Dataset entries:
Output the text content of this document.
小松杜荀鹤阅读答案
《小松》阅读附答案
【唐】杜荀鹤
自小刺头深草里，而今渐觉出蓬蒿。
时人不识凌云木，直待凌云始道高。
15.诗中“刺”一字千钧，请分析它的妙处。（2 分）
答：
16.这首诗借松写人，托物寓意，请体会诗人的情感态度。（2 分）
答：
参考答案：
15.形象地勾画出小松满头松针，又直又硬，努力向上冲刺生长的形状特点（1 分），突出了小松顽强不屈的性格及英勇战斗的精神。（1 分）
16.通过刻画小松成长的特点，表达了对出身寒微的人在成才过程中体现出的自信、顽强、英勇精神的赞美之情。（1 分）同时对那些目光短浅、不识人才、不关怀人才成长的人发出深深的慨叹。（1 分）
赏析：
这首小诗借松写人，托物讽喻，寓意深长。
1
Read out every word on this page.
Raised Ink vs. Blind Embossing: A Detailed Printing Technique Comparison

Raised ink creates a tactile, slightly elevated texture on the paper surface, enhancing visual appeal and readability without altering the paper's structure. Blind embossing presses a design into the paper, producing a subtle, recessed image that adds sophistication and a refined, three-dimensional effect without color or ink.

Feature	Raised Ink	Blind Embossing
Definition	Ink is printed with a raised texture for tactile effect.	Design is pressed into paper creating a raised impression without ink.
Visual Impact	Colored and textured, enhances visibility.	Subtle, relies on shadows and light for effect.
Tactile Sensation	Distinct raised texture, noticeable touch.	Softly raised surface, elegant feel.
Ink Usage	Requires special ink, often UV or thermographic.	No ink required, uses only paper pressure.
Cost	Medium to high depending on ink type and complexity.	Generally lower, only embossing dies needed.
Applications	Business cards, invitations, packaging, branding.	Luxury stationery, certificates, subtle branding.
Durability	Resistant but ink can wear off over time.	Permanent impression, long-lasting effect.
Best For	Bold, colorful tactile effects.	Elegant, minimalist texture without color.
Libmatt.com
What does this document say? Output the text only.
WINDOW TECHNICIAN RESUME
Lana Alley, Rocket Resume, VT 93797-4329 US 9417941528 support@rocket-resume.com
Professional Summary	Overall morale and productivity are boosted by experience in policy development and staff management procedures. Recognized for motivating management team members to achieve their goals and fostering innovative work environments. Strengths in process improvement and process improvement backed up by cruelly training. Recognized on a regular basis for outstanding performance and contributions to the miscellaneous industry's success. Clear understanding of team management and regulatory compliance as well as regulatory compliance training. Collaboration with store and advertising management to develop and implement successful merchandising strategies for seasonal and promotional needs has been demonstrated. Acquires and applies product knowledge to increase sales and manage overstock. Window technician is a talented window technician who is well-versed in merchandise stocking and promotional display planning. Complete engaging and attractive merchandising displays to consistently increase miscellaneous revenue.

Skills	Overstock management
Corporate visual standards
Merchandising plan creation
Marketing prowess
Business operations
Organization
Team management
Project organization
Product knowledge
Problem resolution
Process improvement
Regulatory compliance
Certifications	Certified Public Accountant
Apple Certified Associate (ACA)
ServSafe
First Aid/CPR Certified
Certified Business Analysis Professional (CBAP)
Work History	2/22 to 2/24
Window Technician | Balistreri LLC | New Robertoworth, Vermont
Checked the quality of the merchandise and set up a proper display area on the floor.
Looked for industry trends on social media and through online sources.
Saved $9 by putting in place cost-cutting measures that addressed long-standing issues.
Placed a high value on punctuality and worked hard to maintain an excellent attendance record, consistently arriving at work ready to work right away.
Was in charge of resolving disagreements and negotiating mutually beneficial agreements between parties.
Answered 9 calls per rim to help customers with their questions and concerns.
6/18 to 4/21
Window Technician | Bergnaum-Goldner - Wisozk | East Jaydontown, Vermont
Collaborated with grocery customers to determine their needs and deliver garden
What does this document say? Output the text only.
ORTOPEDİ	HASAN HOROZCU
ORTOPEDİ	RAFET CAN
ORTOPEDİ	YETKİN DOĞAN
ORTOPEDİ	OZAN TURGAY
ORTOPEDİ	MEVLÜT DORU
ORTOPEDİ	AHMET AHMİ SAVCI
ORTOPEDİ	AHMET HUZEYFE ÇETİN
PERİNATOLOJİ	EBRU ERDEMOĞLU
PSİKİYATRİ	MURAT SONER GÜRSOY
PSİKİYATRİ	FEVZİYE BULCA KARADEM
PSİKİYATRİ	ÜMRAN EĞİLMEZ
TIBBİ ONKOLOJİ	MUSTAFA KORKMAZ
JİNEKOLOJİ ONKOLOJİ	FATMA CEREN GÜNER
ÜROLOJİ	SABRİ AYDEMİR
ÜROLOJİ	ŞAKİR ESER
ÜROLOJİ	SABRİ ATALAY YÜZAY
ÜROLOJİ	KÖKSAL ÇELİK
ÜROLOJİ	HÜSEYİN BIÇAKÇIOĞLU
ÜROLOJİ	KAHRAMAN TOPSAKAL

SHORT EXERCISE: Repeat the material above exactly.

RESULT:
Output the text content of this document.
小松杜荀鹤阅读答案
《小松》阅读附答案
【唐】杜荀鹤
自小刺头深草里，而今渐觉出蓬蒿。
时人不识凌云木，直待凌云始道高。
15.诗中“刺”一字千钧，请分析它的妙处。（2 分）
答：
16.这首诗借松写人，托物寓意，请体会诗人的情感态度。（2 分）
答：
参考答案：
15.形象地勾画出小松满头松针，又直又硬，努力向上冲刺生长的形状特点（1 分），突出了小松顽强不屈的性格及英勇战斗的精神。（1 分）
16.通过刻画小松成长的特点，表达了对出身寒微的人在成才过程中体现出的自信、顽强、英勇精神的赞美之情。（1 分）同时对那些目光短浅、不识人才、不关怀人才成长的人发出深深的慨叹。（1 分）
赏析：
这首小诗借松写人，托物讽喻，寓意深长。
1
Read out every word on this page.
Raised Ink vs. Blind Embossing: A Detailed Printing Technique Comparison

Raised ink creates a tactile, slightly elevated texture on the paper surface, enhancing visual appeal and readability without altering the paper's structure. Blind embossing presses a design into the paper, producing a subtle, recessed image that adds sophistication and a refined, three-dimensional effect without color or ink.

Feature	Raised Ink	Blind Embossing
Definition	Ink is printed with a raised texture for tactile effect.	Design is pressed into paper creating a raised impression without ink.
Visual Impact	Colored and textured, enhances visibility.	Subtle, relies on shadows and light for effect.
Tactile Sensation	Distinct raised texture, noticeable touch.	Softly raised surface, elegant feel.
Ink Usage	Requires special ink, often UV or thermographic.	No ink required, uses only paper pressure.
Cost	Medium to high depending on ink type and complexity.	Generally lower, only embossing dies needed.
Applications	Business cards, invitations, packaging, branding.	Luxury stationery, certificates, subtle branding.
Durability	Resistant but ink can wear off over time.	Permanent impression, long-lasting effect.
Best For	Bold, colorful tactile effects.	Elegant, minimalist texture without color.
Libmatt.com
What does this document say? Output the text only.
WINDOW TECHNICIAN RESUME
Lana Alley, Rocket Resume, VT 93797-4329 US 9417941528 support@rocket-resume.com
Professional Summary	Overall morale and productivity are boosted by experience in policy development and staff management procedures. Recognized for motivating management team members to achieve their goals and fostering innovative work environments. Strengths in process improvement and process improvement backed up by cruelly training. Recognized on a regular basis for outstanding performance and contributions to the miscellaneous industry's success. Clear understanding of team management and regulatory compliance as well as regulatory compliance training. Collaboration with store and advertising management to develop and implement successful merchandising strategies for seasonal and promotional needs has been demonstrated. Acquires and applies product knowledge to increase sales and manage overstock. Window technician is a talented window technician who is well-versed in merchandise stocking and promotional display planning. Complete engaging and attractive merchandising displays to consistently increase miscellaneous revenue.

Skills	Overstock management
Corporate visual standards
Merchandising plan creation
Marketing prowess
Business operations
Organization
Team management
Project organization
Product knowledge
Problem resolution
Process improvement
Regulatory compliance
Certifications	Certified Public Accountant
Apple Certified Associate (ACA)
ServSafe
First Aid/CPR Certified
Certified Business Analysis Professional (CBAP)
Work History	2/22 to 2/24
Window Technician | Balistreri LLC | New Robertoworth, Vermont
Checked the quality of the merchandise and set up a proper display area on the floor.
Looked for industry trends on social media and through online sources.
Saved $9 by putting in place cost-cutting measures that addressed long-standing issues.
Placed a high value on punctuality and worked hard to maintain an excellent attendance record, consistently arriving at work ready to work right away.
Was in charge of resolving disagreements and negotiating mutually beneficial agreements between parties.
Answered 9 calls per rim to help customers with their questions and concerns.
6/18 to 4/21
Window Technician | Bergnaum-Goldner - Wisozk | East Jaydontown, Vermont
Collaborated with grocery customers to determine their needs and deliver garden
What does this document say? Output the text only.
ORTOPEDİ	HASAN HOROZCU
ORTOPEDİ	RAFET CAN
ORTOPEDİ	YETKİN DOĞAN
ORTOPEDİ	OZAN TURGAY
ORTOPEDİ	MEVLÜT DORU
ORTOPEDİ	AHMET AHMİ SAVCI
ORTOPEDİ	AHMET HUZEYFE ÇETİN
PERİNATOLOJİ	EBRU ERDEMOĞLU
PSİKİYATRİ	MURAT SONER GÜRSOY
PSİKİYATRİ	FEVZİYE BULCA KARADEM
PSİKİYATRİ	ÜMRAN EĞİLMEZ
TIBBİ ONKOLOJİ	MUSTAFA KORKMAZ
JİNEKOLOJİ ONKOLOJİ	FATMA CEREN GÜNER
ÜROLOJİ	SABRİ AYDEMİR
ÜROLOJİ	ŞAKİR ESER
ÜROLOJİ	SABRİ ATALAY YÜZAY
ÜROLOJİ	KÖKSAL ÇELİK
ÜROLOJİ	HÜSEYİN BIÇAKÇIOĞLU
ÜROLOJİ	KAHRAMAN TOPSAKAL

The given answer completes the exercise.